[START]
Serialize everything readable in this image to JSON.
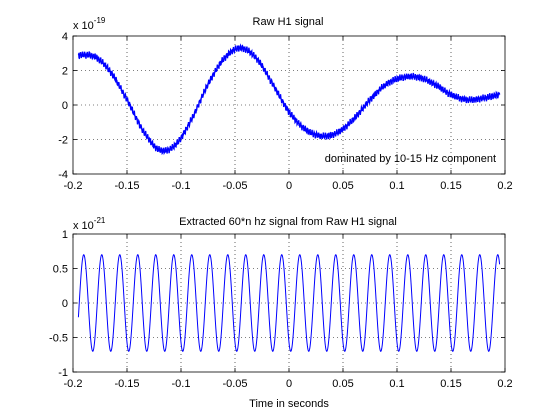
{
  "chart_data": [
    {
      "type": "line",
      "title": "Raw H1 signal",
      "xlabel": "",
      "ylabel": "",
      "exponent_label": {
        "base": "x 10",
        "power": "-19"
      },
      "annotation": "dominated by 10-15 Hz component",
      "xlim": [
        -0.2,
        0.2
      ],
      "ylim": [
        -4,
        4
      ],
      "x_ticks": [
        -0.2,
        -0.15,
        -0.1,
        -0.05,
        0,
        0.05,
        0.1,
        0.15,
        0.2
      ],
      "x_tick_labels": [
        "-0.2",
        "-0.15",
        "-0.1",
        "-0.05",
        "0",
        "0.05",
        "0.1",
        "0.15",
        "0.2"
      ],
      "y_ticks": [
        -4,
        -2,
        0,
        2,
        4
      ],
      "y_tick_labels": [
        "-4",
        "-2",
        "0",
        "2",
        "4"
      ],
      "grid": true,
      "color": "#0000ff",
      "series": [
        {
          "x": [
            -0.195,
            -0.18,
            -0.165,
            -0.15,
            -0.135,
            -0.12,
            -0.105,
            -0.09,
            -0.075,
            -0.06,
            -0.045,
            -0.03,
            -0.015,
            0,
            0.015,
            0.03,
            0.045,
            0.06,
            0.075,
            0.09,
            0.105,
            0.12,
            0.135,
            0.15,
            0.165,
            0.18,
            0.195
          ],
          "y": [
            2.9,
            2.8,
            1.9,
            0.3,
            -1.5,
            -2.6,
            -2.3,
            -0.8,
            1.2,
            2.7,
            3.3,
            2.7,
            1.2,
            -0.4,
            -1.4,
            -1.8,
            -1.6,
            -0.8,
            0.3,
            1.2,
            1.6,
            1.6,
            1.2,
            0.6,
            0.3,
            0.4,
            0.6
          ]
        }
      ]
    },
    {
      "type": "line",
      "title": "Extracted 60*n hz signal from Raw H1 signal",
      "xlabel": "Time in seconds",
      "ylabel": "",
      "exponent_label": {
        "base": "x 10",
        "power": "-21"
      },
      "xlim": [
        -0.2,
        0.2
      ],
      "ylim": [
        -1,
        1
      ],
      "x_ticks": [
        -0.2,
        -0.15,
        -0.1,
        -0.05,
        0,
        0.05,
        0.1,
        0.15,
        0.2
      ],
      "x_tick_labels": [
        "-0.2",
        "-0.15",
        "-0.1",
        "-0.05",
        "0",
        "0.05",
        "0.1",
        "0.15",
        "0.2"
      ],
      "y_ticks": [
        -1,
        -0.5,
        0,
        0.5,
        1
      ],
      "y_tick_labels": [
        "-1",
        "-0.5",
        "0",
        "0.5",
        "1"
      ],
      "grid": true,
      "color": "#0000ff",
      "series": [
        {
          "x_start": -0.195,
          "x_end": 0.195,
          "frequency_hz": 60,
          "amplitude": 0.7,
          "phase_at_start": -0.3
        }
      ]
    }
  ]
}
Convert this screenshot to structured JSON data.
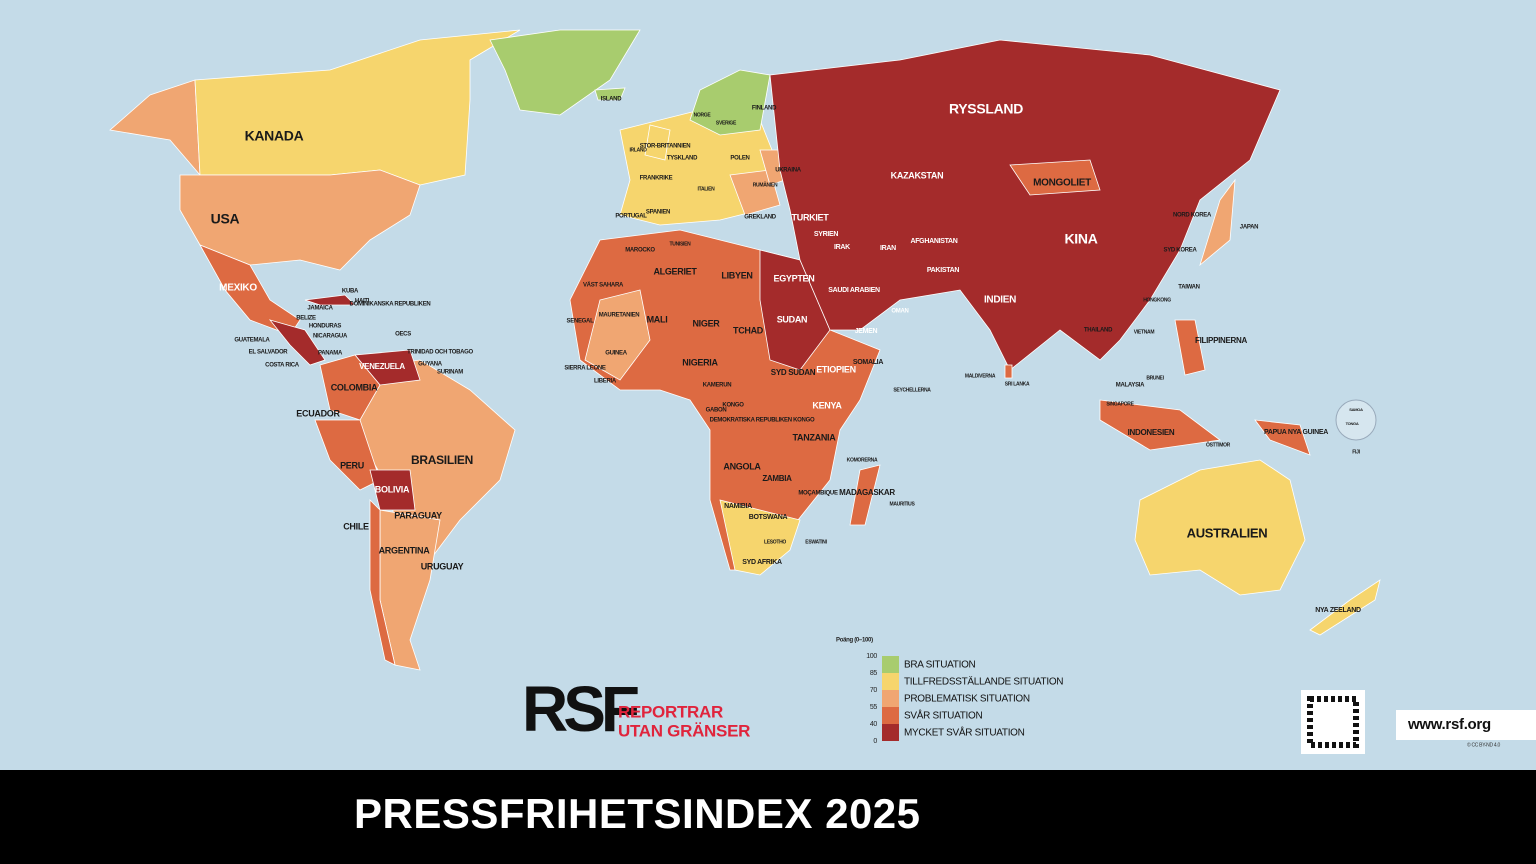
[END]
Task brief ->
Set down the material exactly, every line of it, except for the pictures.

Written solution ->
Serialize everything readable in this image to JSON.
{
  "chart_data": [
    {
      "type": "line",
      "title": "Raw H1 signal",
      "xlabel": "",
      "ylabel": "",
      "exponent_label": {
        "base": "x 10",
        "power": "-19"
      },
      "annotation": "dominated by 10-15 Hz component",
      "xlim": [
        -0.2,
        0.2
      ],
      "ylim": [
        -4,
        4
      ],
      "x_ticks": [
        -0.2,
        -0.15,
        -0.1,
        -0.05,
        0,
        0.05,
        0.1,
        0.15,
        0.2
      ],
      "x_tick_labels": [
        "-0.2",
        "-0.15",
        "-0.1",
        "-0.05",
        "0",
        "0.05",
        "0.1",
        "0.15",
        "0.2"
      ],
      "y_ticks": [
        -4,
        -2,
        0,
        2,
        4
      ],
      "y_tick_labels": [
        "-4",
        "-2",
        "0",
        "2",
        "4"
      ],
      "grid": true,
      "color": "#0000ff",
      "series": [
        {
          "x": [
            -0.195,
            -0.18,
            -0.165,
            -0.15,
            -0.135,
            -0.12,
            -0.105,
            -0.09,
            -0.075,
            -0.06,
            -0.045,
            -0.03,
            -0.015,
            0,
            0.015,
            0.03,
            0.045,
            0.06,
            0.075,
            0.09,
            0.105,
            0.12,
            0.135,
            0.15,
            0.165,
            0.18,
            0.195
          ],
          "y": [
            2.9,
            2.8,
            1.9,
            0.3,
            -1.5,
            -2.6,
            -2.3,
            -0.8,
            1.2,
            2.7,
            3.3,
            2.7,
            1.2,
            -0.4,
            -1.4,
            -1.8,
            -1.6,
            -0.8,
            0.3,
            1.2,
            1.6,
            1.6,
            1.2,
            0.6,
            0.3,
            0.4,
            0.6
          ]
        }
      ]
    },
    {
      "type": "line",
      "title": "Extracted 60*n hz signal from Raw H1 signal",
      "xlabel": "Time in seconds",
      "ylabel": "",
      "exponent_label": {
        "base": "x 10",
        "power": "-21"
      },
      "xlim": [
        -0.2,
        0.2
      ],
      "ylim": [
        -1,
        1
      ],
      "x_ticks": [
        -0.2,
        -0.15,
        -0.1,
        -0.05,
        0,
        0.05,
        0.1,
        0.15,
        0.2
      ],
      "x_tick_labels": [
        "-0.2",
        "-0.15",
        "-0.1",
        "-0.05",
        "0",
        "0.05",
        "0.1",
        "0.15",
        "0.2"
      ],
      "y_ticks": [
        -1,
        -0.5,
        0,
        0.5,
        1
      ],
      "y_tick_labels": [
        "-1",
        "-0.5",
        "0",
        "0.5",
        "1"
      ],
      "grid": true,
      "color": "#0000ff",
      "series": [
        {
          "x_start": -0.195,
          "x_end": 0.195,
          "frequency_hz": 60,
          "amplitude": 0.7,
          "phase_at_start": -0.3
        }
      ]
    }
  ]
}
Convert this screenshot to structured JSON data.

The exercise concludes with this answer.